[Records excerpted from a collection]
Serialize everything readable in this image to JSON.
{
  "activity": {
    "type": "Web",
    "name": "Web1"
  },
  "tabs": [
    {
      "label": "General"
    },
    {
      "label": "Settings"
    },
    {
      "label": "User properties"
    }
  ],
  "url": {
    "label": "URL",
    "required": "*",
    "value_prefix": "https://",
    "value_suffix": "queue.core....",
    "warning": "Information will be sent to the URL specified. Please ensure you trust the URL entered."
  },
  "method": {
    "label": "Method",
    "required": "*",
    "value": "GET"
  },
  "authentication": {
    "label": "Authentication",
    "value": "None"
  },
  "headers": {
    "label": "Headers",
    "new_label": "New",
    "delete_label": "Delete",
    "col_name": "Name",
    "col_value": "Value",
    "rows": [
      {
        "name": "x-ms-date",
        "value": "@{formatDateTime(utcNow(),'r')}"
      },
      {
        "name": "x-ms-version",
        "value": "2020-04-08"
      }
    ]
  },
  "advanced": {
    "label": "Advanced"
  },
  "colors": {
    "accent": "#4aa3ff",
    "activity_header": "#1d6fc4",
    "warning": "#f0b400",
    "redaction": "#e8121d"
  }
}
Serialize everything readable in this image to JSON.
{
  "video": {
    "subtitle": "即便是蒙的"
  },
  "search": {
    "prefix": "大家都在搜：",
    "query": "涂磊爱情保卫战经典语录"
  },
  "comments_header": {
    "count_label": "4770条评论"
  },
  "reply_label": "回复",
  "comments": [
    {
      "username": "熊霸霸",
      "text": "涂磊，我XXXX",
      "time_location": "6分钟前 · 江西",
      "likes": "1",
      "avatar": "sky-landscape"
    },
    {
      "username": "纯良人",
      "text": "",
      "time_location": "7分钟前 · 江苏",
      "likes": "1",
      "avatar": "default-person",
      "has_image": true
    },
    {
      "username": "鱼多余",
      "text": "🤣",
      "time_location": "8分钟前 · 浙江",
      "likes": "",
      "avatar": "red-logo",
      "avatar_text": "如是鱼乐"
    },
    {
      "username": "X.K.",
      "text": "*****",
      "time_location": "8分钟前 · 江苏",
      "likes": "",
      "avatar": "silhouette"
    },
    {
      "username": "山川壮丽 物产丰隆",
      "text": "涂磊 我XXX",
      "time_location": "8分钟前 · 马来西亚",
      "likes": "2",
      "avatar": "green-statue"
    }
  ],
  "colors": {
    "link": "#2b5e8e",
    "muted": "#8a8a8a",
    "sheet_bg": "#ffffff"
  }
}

• [Objective]
Copy all the records above exactly, missing none.

• [Finished exercise]
Serialize everything readable in this image to JSON.
{
  "activity": {
    "type": "Web",
    "name": "Web1"
  },
  "tabs": [
    {
      "label": "General"
    },
    {
      "label": "Settings"
    },
    {
      "label": "User properties"
    }
  ],
  "url": {
    "label": "URL",
    "required": "*",
    "value_prefix": "https://",
    "value_suffix": "queue.core....",
    "warning": "Information will be sent to the URL specified. Please ensure you trust the URL entered."
  },
  "method": {
    "label": "Method",
    "required": "*",
    "value": "GET"
  },
  "authentication": {
    "label": "Authentication",
    "value": "None"
  },
  "headers": {
    "label": "Headers",
    "new_label": "New",
    "delete_label": "Delete",
    "col_name": "Name",
    "col_value": "Value",
    "rows": [
      {
        "name": "x-ms-date",
        "value": "@{formatDateTime(utcNow(),'r')}"
      },
      {
        "name": "x-ms-version",
        "value": "2020-04-08"
      }
    ]
  },
  "advanced": {
    "label": "Advanced"
  },
  "colors": {
    "accent": "#4aa3ff",
    "activity_header": "#1d6fc4",
    "warning": "#f0b400",
    "redaction": "#e8121d"
  }
}
Serialize everything readable in this image to JSON.
{
  "video": {
    "subtitle": "即便是蒙的"
  },
  "search": {
    "prefix": "大家都在搜：",
    "query": "涂磊爱情保卫战经典语录"
  },
  "comments_header": {
    "count_label": "4770条评论"
  },
  "reply_label": "回复",
  "comments": [
    {
      "username": "熊霸霸",
      "text": "涂磊，我XXXX",
      "time_location": "6分钟前 · 江西",
      "likes": "1",
      "avatar": "sky-landscape"
    },
    {
      "username": "纯良人",
      "text": "",
      "time_location": "7分钟前 · 江苏",
      "likes": "1",
      "avatar": "default-person",
      "has_image": true
    },
    {
      "username": "鱼多余",
      "text": "🤣",
      "time_location": "8分钟前 · 浙江",
      "likes": "",
      "avatar": "red-logo",
      "avatar_text": "如是鱼乐"
    },
    {
      "username": "X.K.",
      "text": "*****",
      "time_location": "8分钟前 · 江苏",
      "likes": "",
      "avatar": "silhouette"
    },
    {
      "username": "山川壮丽 物产丰隆",
      "text": "涂磊 我XXX",
      "time_location": "8分钟前 · 马来西亚",
      "likes": "2",
      "avatar": "green-statue"
    }
  ],
  "colors": {
    "link": "#2b5e8e",
    "muted": "#8a8a8a",
    "sheet_bg": "#ffffff"
  }
}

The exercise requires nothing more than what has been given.